» **TASK INSTRUCTIONS**: Copy each line where the word "Určete" occurs.

(Records from a collection)
◆ ◆ ◆ ◆ ◆
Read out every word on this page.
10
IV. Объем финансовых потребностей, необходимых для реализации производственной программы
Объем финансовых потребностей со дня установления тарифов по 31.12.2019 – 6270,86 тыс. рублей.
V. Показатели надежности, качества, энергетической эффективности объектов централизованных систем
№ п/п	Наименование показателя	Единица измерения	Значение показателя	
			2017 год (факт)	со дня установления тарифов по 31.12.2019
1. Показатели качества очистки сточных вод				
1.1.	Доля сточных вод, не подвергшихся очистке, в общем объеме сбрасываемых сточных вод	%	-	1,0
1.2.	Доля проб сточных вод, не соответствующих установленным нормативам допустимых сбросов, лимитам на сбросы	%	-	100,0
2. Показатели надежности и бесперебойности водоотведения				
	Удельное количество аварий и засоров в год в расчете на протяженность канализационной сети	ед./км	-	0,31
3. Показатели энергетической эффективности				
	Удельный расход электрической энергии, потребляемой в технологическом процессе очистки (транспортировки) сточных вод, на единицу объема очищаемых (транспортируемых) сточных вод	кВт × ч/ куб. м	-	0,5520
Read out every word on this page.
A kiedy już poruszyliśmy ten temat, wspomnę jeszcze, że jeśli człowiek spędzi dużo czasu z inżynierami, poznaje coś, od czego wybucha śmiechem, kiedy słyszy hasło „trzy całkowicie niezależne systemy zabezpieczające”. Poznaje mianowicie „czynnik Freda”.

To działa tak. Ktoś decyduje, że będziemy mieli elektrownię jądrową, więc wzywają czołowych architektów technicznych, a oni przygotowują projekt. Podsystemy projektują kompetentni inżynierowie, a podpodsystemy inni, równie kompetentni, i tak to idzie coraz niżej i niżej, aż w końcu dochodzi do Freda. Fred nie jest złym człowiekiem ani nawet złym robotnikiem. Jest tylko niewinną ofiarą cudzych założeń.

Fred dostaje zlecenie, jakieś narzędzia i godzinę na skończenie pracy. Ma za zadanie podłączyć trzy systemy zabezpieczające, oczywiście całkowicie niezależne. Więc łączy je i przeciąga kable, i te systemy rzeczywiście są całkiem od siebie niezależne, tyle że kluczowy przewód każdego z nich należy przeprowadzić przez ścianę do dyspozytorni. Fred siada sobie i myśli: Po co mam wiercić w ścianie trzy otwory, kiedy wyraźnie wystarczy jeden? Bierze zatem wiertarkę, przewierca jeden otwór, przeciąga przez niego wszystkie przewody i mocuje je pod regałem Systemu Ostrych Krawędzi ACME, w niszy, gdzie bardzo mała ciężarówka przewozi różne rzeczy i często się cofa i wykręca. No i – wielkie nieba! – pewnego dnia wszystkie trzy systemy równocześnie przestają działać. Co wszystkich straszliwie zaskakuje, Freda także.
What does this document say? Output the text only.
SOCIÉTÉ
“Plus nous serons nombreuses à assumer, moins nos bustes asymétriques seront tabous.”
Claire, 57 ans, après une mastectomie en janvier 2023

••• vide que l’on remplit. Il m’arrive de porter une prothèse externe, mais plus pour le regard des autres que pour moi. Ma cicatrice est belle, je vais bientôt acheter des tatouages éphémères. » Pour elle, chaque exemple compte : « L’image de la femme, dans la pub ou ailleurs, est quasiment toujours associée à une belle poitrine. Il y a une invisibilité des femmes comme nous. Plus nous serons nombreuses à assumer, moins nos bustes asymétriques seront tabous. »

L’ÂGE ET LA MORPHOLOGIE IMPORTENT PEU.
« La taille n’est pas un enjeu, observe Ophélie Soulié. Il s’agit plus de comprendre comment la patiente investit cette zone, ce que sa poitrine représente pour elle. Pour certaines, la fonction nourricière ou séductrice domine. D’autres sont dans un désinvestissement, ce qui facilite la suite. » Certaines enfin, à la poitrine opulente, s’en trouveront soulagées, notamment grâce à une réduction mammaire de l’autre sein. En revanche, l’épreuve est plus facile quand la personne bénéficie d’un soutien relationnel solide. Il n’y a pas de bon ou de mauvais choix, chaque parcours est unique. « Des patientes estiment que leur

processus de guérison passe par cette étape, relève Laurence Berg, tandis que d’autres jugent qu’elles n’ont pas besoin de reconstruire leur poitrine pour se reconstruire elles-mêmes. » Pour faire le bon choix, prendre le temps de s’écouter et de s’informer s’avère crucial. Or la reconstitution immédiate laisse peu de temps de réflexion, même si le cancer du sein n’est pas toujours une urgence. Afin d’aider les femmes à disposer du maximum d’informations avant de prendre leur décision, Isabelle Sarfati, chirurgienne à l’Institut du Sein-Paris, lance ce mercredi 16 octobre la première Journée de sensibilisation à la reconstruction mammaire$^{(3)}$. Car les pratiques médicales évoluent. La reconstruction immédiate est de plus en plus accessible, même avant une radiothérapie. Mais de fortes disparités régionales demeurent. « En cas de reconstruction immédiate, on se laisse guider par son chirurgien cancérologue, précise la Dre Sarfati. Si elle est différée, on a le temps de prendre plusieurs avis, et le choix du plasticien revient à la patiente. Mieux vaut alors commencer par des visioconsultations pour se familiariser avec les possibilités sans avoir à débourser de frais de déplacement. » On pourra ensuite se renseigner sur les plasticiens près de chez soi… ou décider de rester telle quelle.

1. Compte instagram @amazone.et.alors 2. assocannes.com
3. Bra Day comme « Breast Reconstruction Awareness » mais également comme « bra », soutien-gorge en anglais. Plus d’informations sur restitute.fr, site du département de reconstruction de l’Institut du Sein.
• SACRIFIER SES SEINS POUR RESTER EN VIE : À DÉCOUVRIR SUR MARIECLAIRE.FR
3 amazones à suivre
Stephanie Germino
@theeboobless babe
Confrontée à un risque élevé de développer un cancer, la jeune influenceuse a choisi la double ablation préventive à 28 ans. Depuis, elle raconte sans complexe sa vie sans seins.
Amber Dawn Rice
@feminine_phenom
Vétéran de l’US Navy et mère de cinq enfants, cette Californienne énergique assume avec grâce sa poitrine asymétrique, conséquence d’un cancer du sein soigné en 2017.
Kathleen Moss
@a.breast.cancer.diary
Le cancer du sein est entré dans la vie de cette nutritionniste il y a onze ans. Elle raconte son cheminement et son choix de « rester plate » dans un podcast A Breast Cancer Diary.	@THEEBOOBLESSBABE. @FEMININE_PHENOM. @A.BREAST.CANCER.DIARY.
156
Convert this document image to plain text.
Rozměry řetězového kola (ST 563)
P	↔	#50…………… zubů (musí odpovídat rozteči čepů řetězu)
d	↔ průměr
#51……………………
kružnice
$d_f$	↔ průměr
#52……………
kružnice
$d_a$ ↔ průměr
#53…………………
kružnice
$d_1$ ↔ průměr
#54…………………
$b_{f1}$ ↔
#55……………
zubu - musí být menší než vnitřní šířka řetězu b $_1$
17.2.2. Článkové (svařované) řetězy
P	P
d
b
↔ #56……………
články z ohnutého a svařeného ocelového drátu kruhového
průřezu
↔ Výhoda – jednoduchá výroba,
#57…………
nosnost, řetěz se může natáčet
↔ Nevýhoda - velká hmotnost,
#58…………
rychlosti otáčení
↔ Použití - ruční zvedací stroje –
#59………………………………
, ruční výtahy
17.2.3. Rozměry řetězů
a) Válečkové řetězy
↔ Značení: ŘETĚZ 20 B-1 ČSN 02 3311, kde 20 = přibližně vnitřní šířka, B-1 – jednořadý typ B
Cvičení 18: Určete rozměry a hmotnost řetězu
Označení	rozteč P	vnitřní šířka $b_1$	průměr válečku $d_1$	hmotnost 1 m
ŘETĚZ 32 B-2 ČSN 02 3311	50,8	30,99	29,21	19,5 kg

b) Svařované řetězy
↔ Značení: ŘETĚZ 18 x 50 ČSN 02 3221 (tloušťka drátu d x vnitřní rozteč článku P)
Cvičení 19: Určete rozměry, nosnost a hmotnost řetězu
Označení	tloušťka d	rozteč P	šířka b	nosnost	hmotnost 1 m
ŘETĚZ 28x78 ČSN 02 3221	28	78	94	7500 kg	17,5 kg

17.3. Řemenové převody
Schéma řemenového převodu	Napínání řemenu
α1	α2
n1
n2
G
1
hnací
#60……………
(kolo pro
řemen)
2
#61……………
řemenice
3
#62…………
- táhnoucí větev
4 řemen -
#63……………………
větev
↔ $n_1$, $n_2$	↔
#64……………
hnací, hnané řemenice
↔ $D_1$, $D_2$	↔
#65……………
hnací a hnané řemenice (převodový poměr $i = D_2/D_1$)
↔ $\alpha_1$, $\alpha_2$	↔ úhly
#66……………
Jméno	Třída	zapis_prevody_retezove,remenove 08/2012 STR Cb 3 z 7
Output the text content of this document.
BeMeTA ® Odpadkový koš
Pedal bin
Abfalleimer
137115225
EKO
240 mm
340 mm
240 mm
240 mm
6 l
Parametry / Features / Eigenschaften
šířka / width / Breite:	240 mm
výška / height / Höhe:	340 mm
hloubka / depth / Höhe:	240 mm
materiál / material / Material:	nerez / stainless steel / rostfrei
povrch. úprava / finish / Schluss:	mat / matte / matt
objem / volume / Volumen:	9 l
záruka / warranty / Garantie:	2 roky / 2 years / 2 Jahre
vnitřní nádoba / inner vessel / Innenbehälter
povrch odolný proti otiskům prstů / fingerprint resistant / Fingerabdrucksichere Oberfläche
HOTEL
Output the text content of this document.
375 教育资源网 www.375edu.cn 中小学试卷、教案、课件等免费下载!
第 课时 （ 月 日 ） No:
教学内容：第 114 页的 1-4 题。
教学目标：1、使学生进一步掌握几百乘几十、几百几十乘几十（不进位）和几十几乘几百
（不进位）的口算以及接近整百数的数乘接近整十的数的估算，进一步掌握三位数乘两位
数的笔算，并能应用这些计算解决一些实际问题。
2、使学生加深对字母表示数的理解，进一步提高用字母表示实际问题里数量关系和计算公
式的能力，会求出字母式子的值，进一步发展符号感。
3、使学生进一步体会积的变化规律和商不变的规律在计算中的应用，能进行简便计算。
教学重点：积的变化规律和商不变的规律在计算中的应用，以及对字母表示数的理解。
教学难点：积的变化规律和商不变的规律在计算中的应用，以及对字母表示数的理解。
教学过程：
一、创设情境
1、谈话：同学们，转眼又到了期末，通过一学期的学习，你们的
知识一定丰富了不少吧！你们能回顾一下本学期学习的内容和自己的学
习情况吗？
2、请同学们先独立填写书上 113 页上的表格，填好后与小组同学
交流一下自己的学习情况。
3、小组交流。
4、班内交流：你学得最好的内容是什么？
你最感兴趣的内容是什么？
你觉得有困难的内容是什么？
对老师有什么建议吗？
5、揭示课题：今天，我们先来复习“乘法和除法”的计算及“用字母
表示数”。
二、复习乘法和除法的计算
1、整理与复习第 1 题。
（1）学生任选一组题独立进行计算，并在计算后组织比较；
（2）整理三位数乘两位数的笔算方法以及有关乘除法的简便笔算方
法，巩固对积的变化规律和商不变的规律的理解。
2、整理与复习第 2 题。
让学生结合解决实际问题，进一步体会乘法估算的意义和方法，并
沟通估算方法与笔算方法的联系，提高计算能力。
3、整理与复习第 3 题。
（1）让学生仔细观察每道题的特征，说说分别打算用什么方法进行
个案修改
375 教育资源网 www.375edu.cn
◆ ◆ ◆ ◆ ◆
» **FINISHED TASK**:
Cvičení 18: Určete rozměry a hmotnost řetězu
Cvičení 19: Určete rozměry, nosnost a hmotnost řetězu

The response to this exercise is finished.